### Goal of the exercise
Show each line that has the string "jours" in it.

### Supplied records
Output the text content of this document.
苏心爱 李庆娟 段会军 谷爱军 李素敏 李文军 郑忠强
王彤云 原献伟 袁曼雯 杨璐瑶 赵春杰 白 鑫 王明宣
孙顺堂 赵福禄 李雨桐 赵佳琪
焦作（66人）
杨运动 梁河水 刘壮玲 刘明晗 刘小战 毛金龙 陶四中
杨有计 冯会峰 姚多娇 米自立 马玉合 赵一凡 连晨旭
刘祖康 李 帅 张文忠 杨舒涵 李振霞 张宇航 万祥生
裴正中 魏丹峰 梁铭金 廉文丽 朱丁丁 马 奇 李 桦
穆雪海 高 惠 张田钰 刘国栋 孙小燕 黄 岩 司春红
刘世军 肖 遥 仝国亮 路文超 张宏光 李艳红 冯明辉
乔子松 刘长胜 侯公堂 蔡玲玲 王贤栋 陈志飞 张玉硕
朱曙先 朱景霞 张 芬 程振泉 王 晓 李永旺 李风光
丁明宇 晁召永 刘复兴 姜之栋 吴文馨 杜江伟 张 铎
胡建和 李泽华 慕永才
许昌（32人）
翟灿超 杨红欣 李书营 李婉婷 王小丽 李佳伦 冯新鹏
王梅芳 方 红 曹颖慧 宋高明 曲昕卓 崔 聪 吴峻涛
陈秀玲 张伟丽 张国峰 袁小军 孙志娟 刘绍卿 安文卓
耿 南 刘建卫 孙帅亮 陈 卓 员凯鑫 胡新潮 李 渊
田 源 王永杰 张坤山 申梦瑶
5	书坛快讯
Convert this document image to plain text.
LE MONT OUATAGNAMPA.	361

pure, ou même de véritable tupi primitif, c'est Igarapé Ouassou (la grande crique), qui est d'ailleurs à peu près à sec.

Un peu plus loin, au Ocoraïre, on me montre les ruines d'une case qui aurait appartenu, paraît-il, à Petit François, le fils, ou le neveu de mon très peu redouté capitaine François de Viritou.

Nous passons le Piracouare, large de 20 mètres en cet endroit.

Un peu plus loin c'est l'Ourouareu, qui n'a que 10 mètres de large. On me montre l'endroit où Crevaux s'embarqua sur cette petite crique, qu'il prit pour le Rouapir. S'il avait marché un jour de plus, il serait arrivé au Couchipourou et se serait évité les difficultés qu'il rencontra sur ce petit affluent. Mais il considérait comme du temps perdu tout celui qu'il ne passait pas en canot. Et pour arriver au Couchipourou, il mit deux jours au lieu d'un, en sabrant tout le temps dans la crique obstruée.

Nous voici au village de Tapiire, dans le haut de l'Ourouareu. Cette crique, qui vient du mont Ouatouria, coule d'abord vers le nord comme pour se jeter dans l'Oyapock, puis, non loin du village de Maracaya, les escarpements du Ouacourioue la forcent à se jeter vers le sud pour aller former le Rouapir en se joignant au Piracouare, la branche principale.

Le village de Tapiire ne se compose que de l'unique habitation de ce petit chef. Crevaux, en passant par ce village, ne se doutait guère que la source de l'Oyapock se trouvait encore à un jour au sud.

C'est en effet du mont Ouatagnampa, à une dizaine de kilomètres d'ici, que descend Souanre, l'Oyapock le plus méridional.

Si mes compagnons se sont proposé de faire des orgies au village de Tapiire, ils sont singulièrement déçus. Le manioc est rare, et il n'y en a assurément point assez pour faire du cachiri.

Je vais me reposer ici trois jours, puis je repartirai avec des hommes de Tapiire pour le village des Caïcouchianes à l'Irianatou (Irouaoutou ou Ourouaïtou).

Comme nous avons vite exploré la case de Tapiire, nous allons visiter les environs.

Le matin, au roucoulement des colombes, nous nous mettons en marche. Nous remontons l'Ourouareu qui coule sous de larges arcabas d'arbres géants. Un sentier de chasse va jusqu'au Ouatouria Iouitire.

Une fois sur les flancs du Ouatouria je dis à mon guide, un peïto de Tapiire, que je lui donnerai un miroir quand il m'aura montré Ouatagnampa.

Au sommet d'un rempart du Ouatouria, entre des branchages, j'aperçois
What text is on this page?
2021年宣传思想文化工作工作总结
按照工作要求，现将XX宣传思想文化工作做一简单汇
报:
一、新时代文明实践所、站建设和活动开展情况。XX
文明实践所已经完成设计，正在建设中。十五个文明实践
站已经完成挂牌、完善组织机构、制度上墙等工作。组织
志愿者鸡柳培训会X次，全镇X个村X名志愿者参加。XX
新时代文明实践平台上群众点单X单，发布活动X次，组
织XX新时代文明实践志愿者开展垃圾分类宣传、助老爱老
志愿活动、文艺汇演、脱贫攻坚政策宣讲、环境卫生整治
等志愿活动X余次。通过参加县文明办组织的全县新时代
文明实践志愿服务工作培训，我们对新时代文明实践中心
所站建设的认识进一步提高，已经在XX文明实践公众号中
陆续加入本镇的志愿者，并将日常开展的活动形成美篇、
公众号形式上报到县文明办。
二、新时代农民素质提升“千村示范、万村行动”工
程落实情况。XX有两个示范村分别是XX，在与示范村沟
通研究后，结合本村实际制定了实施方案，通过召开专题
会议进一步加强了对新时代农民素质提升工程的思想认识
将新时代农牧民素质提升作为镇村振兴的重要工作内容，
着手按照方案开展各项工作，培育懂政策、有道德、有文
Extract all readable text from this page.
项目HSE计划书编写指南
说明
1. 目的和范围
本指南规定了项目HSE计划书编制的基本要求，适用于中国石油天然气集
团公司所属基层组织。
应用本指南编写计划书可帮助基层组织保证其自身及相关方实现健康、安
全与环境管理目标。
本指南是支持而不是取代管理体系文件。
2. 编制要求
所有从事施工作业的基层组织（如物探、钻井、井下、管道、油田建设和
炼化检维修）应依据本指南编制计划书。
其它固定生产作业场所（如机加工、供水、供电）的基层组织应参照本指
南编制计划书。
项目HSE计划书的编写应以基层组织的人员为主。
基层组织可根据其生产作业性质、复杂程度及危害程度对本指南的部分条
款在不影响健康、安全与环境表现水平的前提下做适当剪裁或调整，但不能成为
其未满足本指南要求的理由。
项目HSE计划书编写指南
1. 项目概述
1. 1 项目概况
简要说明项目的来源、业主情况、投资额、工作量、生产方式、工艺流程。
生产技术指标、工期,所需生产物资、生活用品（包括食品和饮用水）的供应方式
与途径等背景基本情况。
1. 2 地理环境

### Exercise result
Un peu plus loin c'est l'Ourouareu, qui n'a que 10 mètres de large. On me montre l'endroit où Crevaux s'embarqua sur cette petite crique, qu'il prit pour le Rouapir. S'il avait marché un jour de plus, il serait arrivé au Couchipourou et se serait évité les difficultés qu'il rencontra sur ce petit affluent. Mais il considérait comme du temps perdu tout celui qu'il ne passait pas en canot. Et pour arriver au Couchipourou, il mit deux jours au lieu d'un, en sabrant tout le temps dans la crique obstruée.
Je vais me reposer ici trois jours, puis je repartirai avec des hommes de Tapiire pour le village des Caïcouchianes à l'Irianatou (Irouaoutou ou Ourouaïtou).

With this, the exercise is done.